(Layout dataset entries)
[start]

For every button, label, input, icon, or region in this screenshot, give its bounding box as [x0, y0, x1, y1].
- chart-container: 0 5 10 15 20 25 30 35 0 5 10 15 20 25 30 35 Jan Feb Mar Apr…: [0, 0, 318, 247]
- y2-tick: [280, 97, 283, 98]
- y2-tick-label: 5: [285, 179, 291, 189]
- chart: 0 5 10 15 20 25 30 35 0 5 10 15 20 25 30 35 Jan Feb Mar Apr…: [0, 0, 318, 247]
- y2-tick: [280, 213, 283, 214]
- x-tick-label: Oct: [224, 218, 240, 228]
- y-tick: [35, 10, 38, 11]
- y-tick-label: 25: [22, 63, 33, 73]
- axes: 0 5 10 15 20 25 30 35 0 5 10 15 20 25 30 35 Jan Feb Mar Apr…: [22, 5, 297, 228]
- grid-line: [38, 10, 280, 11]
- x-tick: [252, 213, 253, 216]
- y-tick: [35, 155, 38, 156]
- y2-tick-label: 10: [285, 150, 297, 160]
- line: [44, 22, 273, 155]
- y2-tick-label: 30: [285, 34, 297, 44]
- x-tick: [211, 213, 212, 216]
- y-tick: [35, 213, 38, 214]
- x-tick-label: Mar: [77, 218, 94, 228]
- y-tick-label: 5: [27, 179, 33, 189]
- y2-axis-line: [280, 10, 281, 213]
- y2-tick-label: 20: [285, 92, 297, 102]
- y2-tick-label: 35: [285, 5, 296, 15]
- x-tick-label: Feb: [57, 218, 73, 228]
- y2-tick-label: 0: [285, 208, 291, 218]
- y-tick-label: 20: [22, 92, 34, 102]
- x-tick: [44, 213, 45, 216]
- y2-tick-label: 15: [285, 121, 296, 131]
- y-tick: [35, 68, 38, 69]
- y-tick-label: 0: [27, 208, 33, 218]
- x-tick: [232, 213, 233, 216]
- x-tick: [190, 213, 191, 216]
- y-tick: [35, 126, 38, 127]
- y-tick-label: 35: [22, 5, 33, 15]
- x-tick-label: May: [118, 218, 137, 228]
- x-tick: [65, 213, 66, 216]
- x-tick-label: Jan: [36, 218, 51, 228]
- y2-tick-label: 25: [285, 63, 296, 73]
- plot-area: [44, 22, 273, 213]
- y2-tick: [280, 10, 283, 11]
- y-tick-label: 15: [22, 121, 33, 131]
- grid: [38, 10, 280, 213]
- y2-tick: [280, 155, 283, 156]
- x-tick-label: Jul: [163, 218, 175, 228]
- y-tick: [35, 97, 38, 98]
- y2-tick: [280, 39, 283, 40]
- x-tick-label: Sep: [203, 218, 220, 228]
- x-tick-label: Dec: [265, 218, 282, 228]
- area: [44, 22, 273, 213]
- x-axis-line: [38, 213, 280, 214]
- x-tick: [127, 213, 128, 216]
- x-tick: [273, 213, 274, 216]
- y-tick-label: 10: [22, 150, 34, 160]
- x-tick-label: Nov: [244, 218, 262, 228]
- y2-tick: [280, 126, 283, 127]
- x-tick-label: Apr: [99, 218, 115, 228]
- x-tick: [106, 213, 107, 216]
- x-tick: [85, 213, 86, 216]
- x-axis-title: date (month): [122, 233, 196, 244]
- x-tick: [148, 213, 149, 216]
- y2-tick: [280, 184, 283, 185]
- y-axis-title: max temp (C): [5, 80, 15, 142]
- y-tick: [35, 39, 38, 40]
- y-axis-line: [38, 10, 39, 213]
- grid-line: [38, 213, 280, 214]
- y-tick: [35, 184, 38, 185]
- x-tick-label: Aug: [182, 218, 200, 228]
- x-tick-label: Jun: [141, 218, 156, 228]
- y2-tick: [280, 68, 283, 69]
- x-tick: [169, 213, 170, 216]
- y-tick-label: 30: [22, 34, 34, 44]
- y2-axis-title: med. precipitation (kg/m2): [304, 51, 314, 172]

[end]

### Stated problem
Can you copy out all of the material above line for line, changing nothing?

### Complete response
For every button, label, input, icon, or region in this screenshot, give its bounding box as [x0, y0, x1, y1].
- chart-container: 0 5 10 15 20 25 30 35 0 5 10 15 20 25 30 35 Jan Feb Mar Apr…: [0, 0, 318, 247]
- y2-tick: [280, 97, 283, 98]
- y2-tick-label: 5: [285, 179, 291, 189]
- chart: 0 5 10 15 20 25 30 35 0 5 10 15 20 25 30 35 Jan Feb Mar Apr…: [0, 0, 318, 247]
- y2-tick: [280, 213, 283, 214]
- x-tick-label: Oct: [224, 218, 240, 228]
- y-tick: [35, 10, 38, 11]
- y-tick-label: 25: [22, 63, 33, 73]
- axes: 0 5 10 15 20 25 30 35 0 5 10 15 20 25 30 35 Jan Feb Mar Apr…: [22, 5, 297, 228]
- grid-line: [38, 10, 280, 11]
- x-tick: [252, 213, 253, 216]
- y-tick: [35, 155, 38, 156]
- y2-tick-label: 10: [285, 150, 297, 160]
- line: [44, 22, 273, 155]
- y2-tick-label: 30: [285, 34, 297, 44]
- x-tick: [211, 213, 212, 216]
- y-tick: [35, 213, 38, 214]
- x-tick-label: Mar: [77, 218, 94, 228]
- y-tick-label: 5: [27, 179, 33, 189]
- y2-axis-line: [280, 10, 281, 213]
- y2-tick-label: 20: [285, 92, 297, 102]
- y2-tick-label: 35: [285, 5, 296, 15]
- x-tick-label: Feb: [57, 218, 73, 228]
- y2-tick-label: 0: [285, 208, 291, 218]
- y-tick-label: 20: [22, 92, 34, 102]
- x-tick: [44, 213, 45, 216]
- y2-tick-label: 15: [285, 121, 296, 131]
- y-tick: [35, 68, 38, 69]
- y-tick-label: 0: [27, 208, 33, 218]
- x-tick: [232, 213, 233, 216]
- x-tick: [190, 213, 191, 216]
- y-tick: [35, 126, 38, 127]
- y-tick-label: 35: [22, 5, 33, 15]
- x-tick-label: May: [118, 218, 137, 228]
- x-tick: [65, 213, 66, 216]
- x-tick-label: Jan: [36, 218, 51, 228]
- y2-tick-label: 25: [285, 63, 296, 73]
- plot-area: [44, 22, 273, 213]
- y2-tick: [280, 10, 283, 11]
- y-tick-label: 15: [22, 121, 33, 131]
- grid: [38, 10, 280, 213]
- y2-tick: [280, 155, 283, 156]
- x-tick-label: Jul: [163, 218, 175, 228]
- y-tick: [35, 97, 38, 98]
- y2-tick: [280, 39, 283, 40]
- x-tick-label: Sep: [203, 218, 220, 228]
- x-tick-label: Dec: [265, 218, 282, 228]
- area: [44, 22, 273, 213]
- x-axis-line: [38, 213, 280, 214]
- x-tick: [127, 213, 128, 216]
- x-tick: [273, 213, 274, 216]
- y-tick-label: 10: [22, 150, 34, 160]
- x-tick-label: Nov: [244, 218, 262, 228]
- y2-tick: [280, 126, 283, 127]
- x-tick-label: Apr: [99, 218, 115, 228]
- x-tick: [106, 213, 107, 216]
- x-tick: [85, 213, 86, 216]
- x-axis-title: date (month): [122, 233, 196, 244]
- x-tick: [148, 213, 149, 216]
- y2-tick: [280, 184, 283, 185]
- y-axis-title: max temp (C): [5, 80, 15, 142]
- y-tick: [35, 39, 38, 40]
- y-axis-line: [38, 10, 39, 213]
- grid-line: [38, 213, 280, 214]
- y-tick: [35, 184, 38, 185]
- x-tick-label: Aug: [182, 218, 200, 228]
- x-tick-label: Jun: [141, 218, 156, 228]
- y2-tick: [280, 68, 283, 69]
- x-tick: [169, 213, 170, 216]
- y-tick-label: 30: [22, 34, 34, 44]
- y2-axis-title: med. precipitation (kg/m2): [304, 51, 314, 172]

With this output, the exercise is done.